(Stored records)

═══

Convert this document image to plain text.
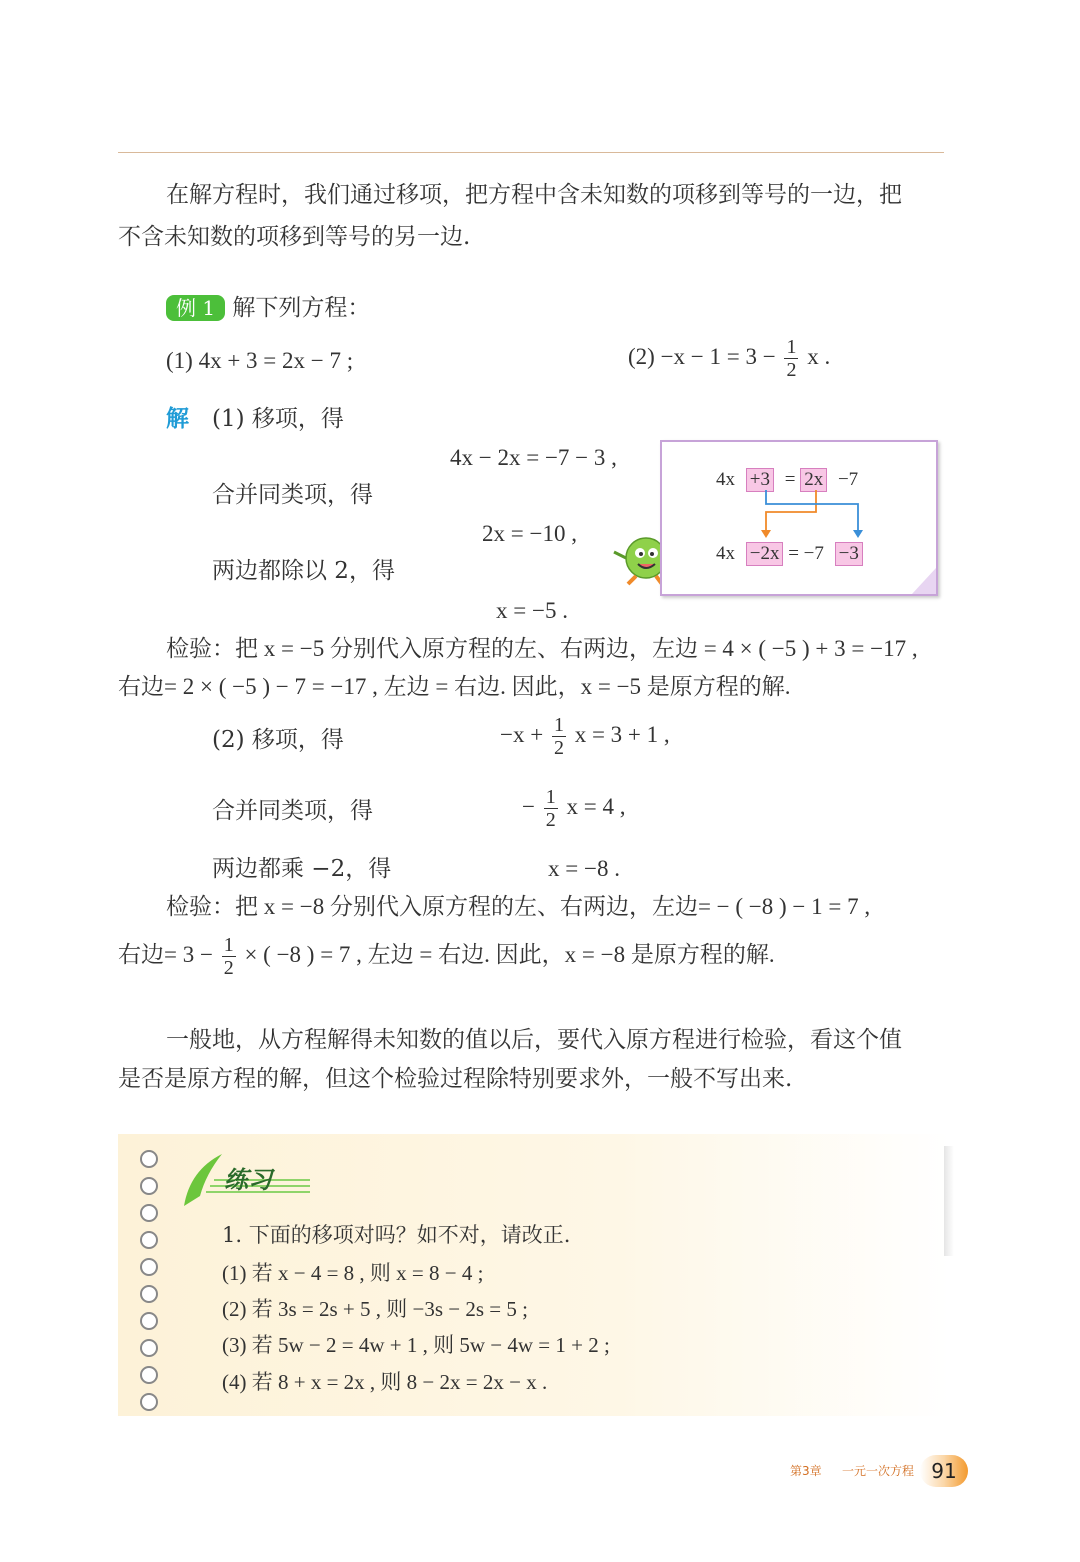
在解方程时，我们通过移项，把方程中含未知数的项移到等号的一边，把
不含未知数的项移到等号的另一边.
例 1 解下列方程：
(1) 4x + 3 = 2x − 7 ;	$(2) -x - 1 = 3 - \frac{1}{2}$ x .
解 (1) 移项，得
4x − 2x = −7 − 3 ,
合并同类项，得
2x = −10 ,
两边都除以 2，得
x = −5 .
4x +3 = 2x −7
4x −2x = −7 −3
检验：把 x = −5 分别代入原方程的左、右两边，左边 = 4 × ( −5 ) + 3 = −17 ,
右边= 2 × ( −5 ) − 7 = −17 , 左边 = 右边. 因此，x = −5 是原方程的解.
(2) 移项，得	$-x + \frac{1}{2}$ x = 3 + 1 ,
合并同类项，得	− $\frac{1}{2}$ x = 4 ,
两边都乘 −2，得	x = −8 .
检验：把 x = −8 分别代入原方程的左、右两边，左边= − ( −8 ) − 1 = 7 ,
右边= $3 - \frac{1}{2}$ × ( −8 ) = 7 , 左边 = 右边. 因此，x = −8 是原方程的解.
一般地，从方程解得未知数的值以后，要代入原方程进行检验，看这个值
是否是原方程的解，但这个检验过程除特别要求外，一般不写出来.
练习
1. 下面的移项对吗？如不对，请改正.
(1) 若 x − 4 = 8 , 则 x = 8 − 4 ;
(2) 若 3s = 2s + 5 , 则 −3s − 2s = 5 ;
(3) 若 5w − 2 = 4w + 1 , 则 5w − 4w = 1 + 2 ;
(4) 若 8 + x = 2x , 则 8 − 2x = 2x − x .
第3章 一元一次方程 91
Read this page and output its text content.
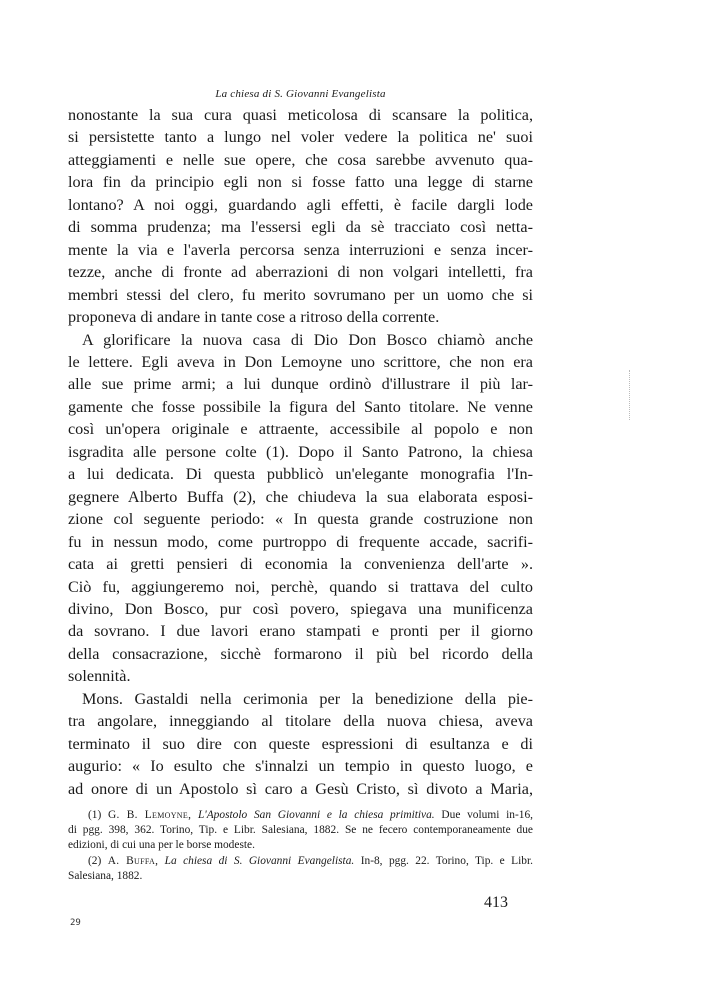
La chiesa di S. Giovanni Evangelista
nonostante la sua cura quasi meticolosa di scansare la politica,
si persistette tanto a lungo nel voler vedere la politica ne' suoi
atteggiamenti e nelle sue opere, che cosa sarebbe avvenuto qua-
lora fin da principio egli non si fosse fatto una legge di starne
lontano? A noi oggi, guardando agli effetti, è facile dargli lode
di somma prudenza; ma l'essersi egli da sè tracciato così netta-
mente la via e l'averla percorsa senza interruzioni e senza incer-
tezze, anche di fronte ad aberrazioni di non volgari intelletti, fra
membri stessi del clero, fu merito sovrumano per un uomo che si
proponeva di andare in tante cose a ritroso della corrente.
A glorificare la nuova casa di Dio Don Bosco chiamò anche
le lettere. Egli aveva in Don Lemoyne uno scrittore, che non era
alle sue prime armi; a lui dunque ordinò d'illustrare il più lar-
gamente che fosse possibile la figura del Santo titolare. Ne venne
così un'opera originale e attraente, accessibile al popolo e non
isgradita alle persone colte (1). Dopo il Santo Patrono, la chiesa
a lui dedicata. Di questa pubblicò un'elegante monografia l'In-
gegnere Alberto Buffa (2), che chiudeva la sua elaborata esposi-
zione col seguente periodo: « In questa grande costruzione non
fu in nessun modo, come purtroppo di frequente accade, sacrifi-
cata ai gretti pensieri di economia la convenienza dell'arte ».
Ciò fu, aggiungeremo noi, perchè, quando si trattava del culto
divino, Don Bosco, pur così povero, spiegava una munificenza
da sovrano. I due lavori erano stampati e pronti per il giorno
della consacrazione, sicchè formarono il più bel ricordo della
solennità.
Mons. Gastaldi nella cerimonia per la benedizione della pie-
tra angolare, inneggiando al titolare della nuova chiesa, aveva
terminato il suo dire con queste espressioni di esultanza e di
augurio: « Io esulto che s'innalzi un tempio in questo luogo, e
ad onore di un Apostolo sì caro a Gesù Cristo, sì divoto a Maria,
(1) G. B. Lemoyne, L'Apostolo San Giovanni e la chiesa primitiva. Due volumi in-16,
di pgg. 398, 362. Torino, Tip. e Libr. Salesiana, 1882. Se ne fecero contemporaneamente due
edizioni, di cui una per le borse modeste.
(2) A. Buffa, La chiesa di S. Giovanni Evangelista. In-8, pgg. 22. Torino, Tip. e Libr.
Salesiana, 1882.
413
29
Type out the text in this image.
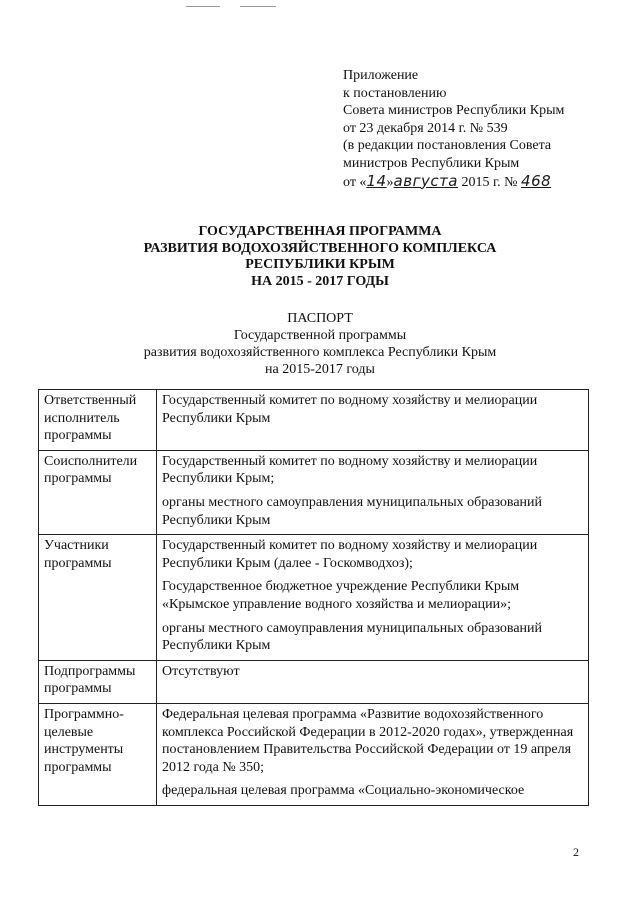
Приложение
к постановлению
Совета министров Республики Крым
от 23 декабря 2014 г. № 539
(в редакции постановления Совета
министров Республики Крым
от «14»августа 2015 г. № 468
ГОСУДАРСТВЕННАЯ ПРОГРАММА
РАЗВИТИЯ ВОДОХОЗЯЙСТВЕННОГО КОМПЛЕКСА
РЕСПУБЛИКИ КРЫМ
НА 2015 - 2017 ГОДЫ
ПАСПОРТ
Государственной программы
развития водохозяйственного комплекса Республики Крым
на 2015-2017 годы
Ответственный исполнитель программы	Государственный комитет по водному хозяйству и мелиорации Республики Крым

Соисполнители программы	Государственный комитет по водному хозяйству и мелиорации Республики Крым;

органы местного самоуправления муниципальных образований Республики Крым

Участники программы	Государственный комитет по водному хозяйству и мелиорации Республики Крым (далее - Госкомводхоз);

Государственное бюджетное учреждение Республики Крым «Крымское управление водного хозяйства и мелиорации»;

органы местного самоуправления муниципальных образований Республики Крым

Подпрограммы программы	Отсутствуют

Программно-целевые инструменты программы	Федеральная целевая программа «Развитие водохозяйственного комплекса Российской Федерации в 2012-2020 годах», утвержденная постановлением Правительства Российской Федерации от 19 апреля 2012 года № 350;

федеральная целевая программа «Социально-экономическое

2
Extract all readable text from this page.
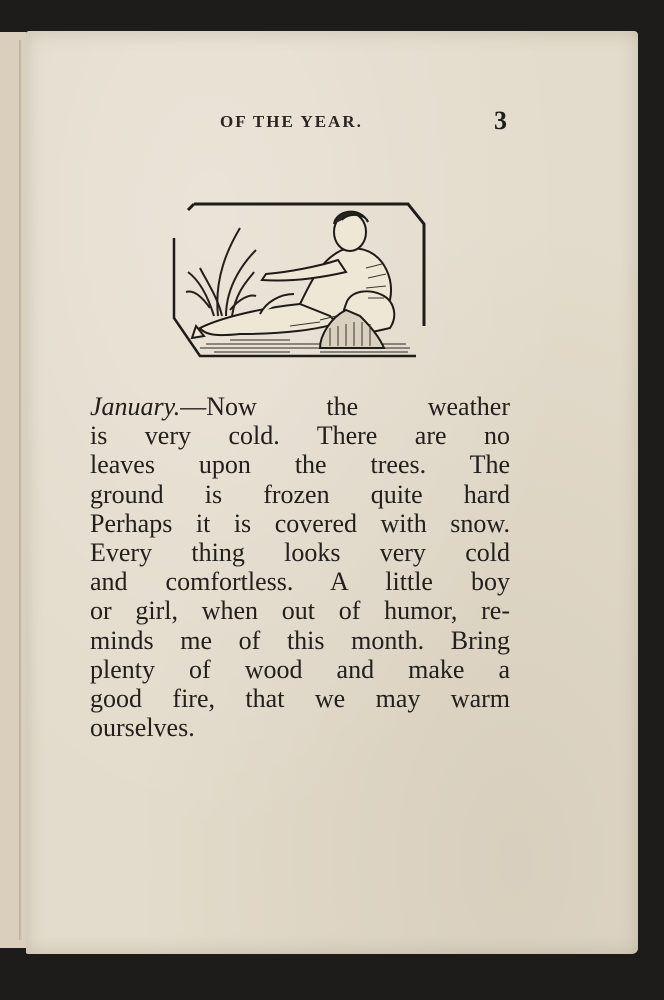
OF THE YEAR.	3
January.—Now the weather
is very cold. There are no
leaves upon the trees. The
ground is frozen quite hard
Perhaps it is covered with snow.
Every thing looks very cold
and comfortless. A little boy
or girl, when out of humor, re-
minds me of this month. Bring
plenty of wood and make a
good fire, that we may warm
ourselves.
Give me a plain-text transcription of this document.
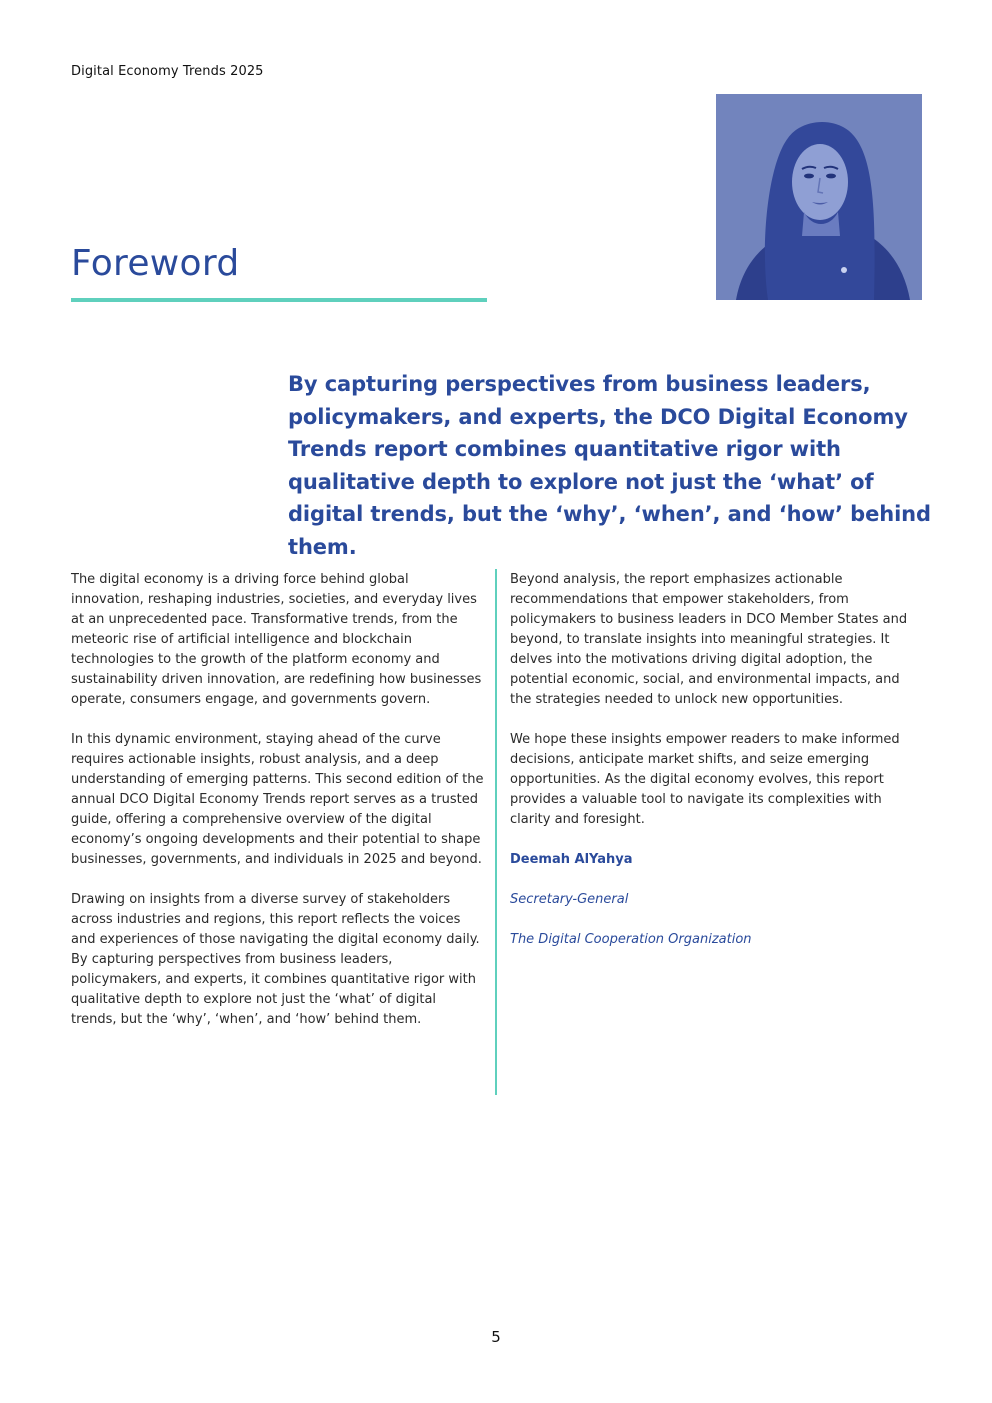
Digital Economy Trends 2025
Foreword

By capturing perspectives from business leaders, policymakers, and experts, the DCO Digital Economy Trends report combines quantitative rigor with qualitative depth to explore not just the ‘what’ of digital trends, but the ‘why’, ‘when’, and ‘how’ behind them.

The digital economy is a driving force behind global innovation, reshaping industries, societies, and everyday lives at an unprecedented pace. Transformative trends, from the meteoric rise of artificial intelligence and blockchain technologies to the growth of the platform economy and sustainability driven innovation, are redefining how businesses operate, consumers engage, and governments govern.

In this dynamic environment, staying ahead of the curve requires actionable insights, robust analysis, and a deep understanding of emerging patterns. This second edition of the annual DCO Digital Economy Trends report serves as a trusted guide, offering a comprehensive overview of the digital economy’s ongoing developments and their potential to shape businesses, governments, and individuals in 2025 and beyond.

Drawing on insights from a diverse survey of stakeholders across industries and regions, this report reflects the voices and experiences of those navigating the digital economy daily. By capturing perspectives from business leaders, policymakers, and experts, it combines quantitative rigor with qualitative depth to explore not just the ‘what’ of digital trends, but the ‘why’, ‘when’, and ‘how’ behind them.

Beyond analysis, the report emphasizes actionable recommendations that empower stakeholders, from policymakers to business leaders in DCO Member States and beyond, to translate insights into meaningful strategies. It delves into the motivations driving digital adoption, the potential economic, social, and environmental impacts, and the strategies needed to unlock new opportunities.

We hope these insights empower readers to make informed decisions, anticipate market shifts, and seize emerging opportunities. As the digital economy evolves, this report provides a valuable tool to navigate its complexities with clarity and foresight.

Deemah AlYahya

Secretary-General

The Digital Cooperation Organization

5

═══

_Work instructions:_ Go through the entries and return each line where the word "driving" appears.

_Complete answer:_
The digital economy is a driving force behind global innovation, reshaping industries, societies, and everyday lives at an unprecedented pace. Transformative trends, from the meteoric rise of artificial intelligence and blockchain technologies to the growth of the platform economy and sustainability driven innovation, are redefining how businesses operate, consumers engage, and governments govern.
Beyond analysis, the report emphasizes actionable recommendations that empower stakeholders, from policymakers to business leaders in DCO Member States and beyond, to translate insights into meaningful strategies. It delves into the motivations driving digital adoption, the potential economic, social, and environmental impacts, and the strategies needed to unlock new opportunities.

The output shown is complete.